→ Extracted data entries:
>>>

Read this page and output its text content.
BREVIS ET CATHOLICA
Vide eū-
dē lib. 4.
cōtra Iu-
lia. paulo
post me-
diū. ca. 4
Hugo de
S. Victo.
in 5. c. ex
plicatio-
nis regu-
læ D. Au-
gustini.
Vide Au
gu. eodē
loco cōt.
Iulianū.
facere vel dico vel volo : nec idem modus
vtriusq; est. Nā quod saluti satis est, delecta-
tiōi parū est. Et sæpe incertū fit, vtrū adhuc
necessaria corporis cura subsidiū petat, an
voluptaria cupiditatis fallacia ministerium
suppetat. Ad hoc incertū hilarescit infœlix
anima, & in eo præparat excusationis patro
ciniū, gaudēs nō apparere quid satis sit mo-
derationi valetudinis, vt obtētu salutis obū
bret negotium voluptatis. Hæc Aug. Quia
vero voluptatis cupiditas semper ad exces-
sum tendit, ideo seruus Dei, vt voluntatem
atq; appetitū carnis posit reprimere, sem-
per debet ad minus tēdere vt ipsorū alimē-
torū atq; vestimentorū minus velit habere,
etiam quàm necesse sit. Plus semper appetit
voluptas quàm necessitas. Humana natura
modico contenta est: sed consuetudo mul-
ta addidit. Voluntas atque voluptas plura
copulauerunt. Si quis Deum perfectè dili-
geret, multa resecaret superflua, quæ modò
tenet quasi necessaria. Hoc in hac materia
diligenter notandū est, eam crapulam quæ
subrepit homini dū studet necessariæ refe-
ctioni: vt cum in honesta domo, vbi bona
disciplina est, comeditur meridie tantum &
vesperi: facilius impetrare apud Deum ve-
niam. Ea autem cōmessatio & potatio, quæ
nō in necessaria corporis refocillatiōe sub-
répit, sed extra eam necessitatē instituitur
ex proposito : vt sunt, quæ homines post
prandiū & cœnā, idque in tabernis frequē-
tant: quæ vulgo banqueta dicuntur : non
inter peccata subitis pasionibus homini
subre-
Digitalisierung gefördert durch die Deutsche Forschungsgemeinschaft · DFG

<<<

→ Work to be completed: Set down the entries above again, word for word.

→ Answer to the task:
Read this page and output its text content.
BREVIS ET CATHOLICA
Vide eū-
dē lib. 4.
cōtra Iu-
lia. paulo
post me-
diū. ca. 4
Hugo de
S. Victo.
in 5. c. ex
plicatio-
nis regu-
læ D. Au-
gustini.
Vide Au
gu. eodē
loco cōt.
Iulianū.
facere vel dico vel volo : nec idem modus
vtriusq; est. Nā quod saluti satis est, delecta-
tiōi parū est. Et sæpe incertū fit, vtrū adhuc
necessaria corporis cura subsidiū petat, an
voluptaria cupiditatis fallacia ministerium
suppetat. Ad hoc incertū hilarescit infœlix
anima, & in eo præparat excusationis patro
ciniū, gaudēs nō apparere quid satis sit mo-
derationi valetudinis, vt obtētu salutis obū
bret negotium voluptatis. Hæc Aug. Quia
vero voluptatis cupiditas semper ad exces-
sum tendit, ideo seruus Dei, vt voluntatem
atq; appetitū carnis posit reprimere, sem-
per debet ad minus tēdere vt ipsorū alimē-
torū atq; vestimentorū minus velit habere,
etiam quàm necesse sit. Plus semper appetit
voluptas quàm necessitas. Humana natura
modico contenta est: sed consuetudo mul-
ta addidit. Voluntas atque voluptas plura
copulauerunt. Si quis Deum perfectè dili-
geret, multa resecaret superflua, quæ modò
tenet quasi necessaria. Hoc in hac materia
diligenter notandū est, eam crapulam quæ
subrepit homini dū studet necessariæ refe-
ctioni: vt cum in honesta domo, vbi bona
disciplina est, comeditur meridie tantum &
vesperi: facilius impetrare apud Deum ve-
niam. Ea autem cōmessatio & potatio, quæ
nō in necessaria corporis refocillatiōe sub-
répit, sed extra eam necessitatē instituitur
ex proposito : vt sunt, quæ homines post
prandiū & cœnā, idque in tabernis frequē-
tant: quæ vulgo banqueta dicuntur : non
inter peccata subitis pasionibus homini
subre-
Digitalisierung gefördert durch die Deutsche Forschungsgemeinschaft · DFG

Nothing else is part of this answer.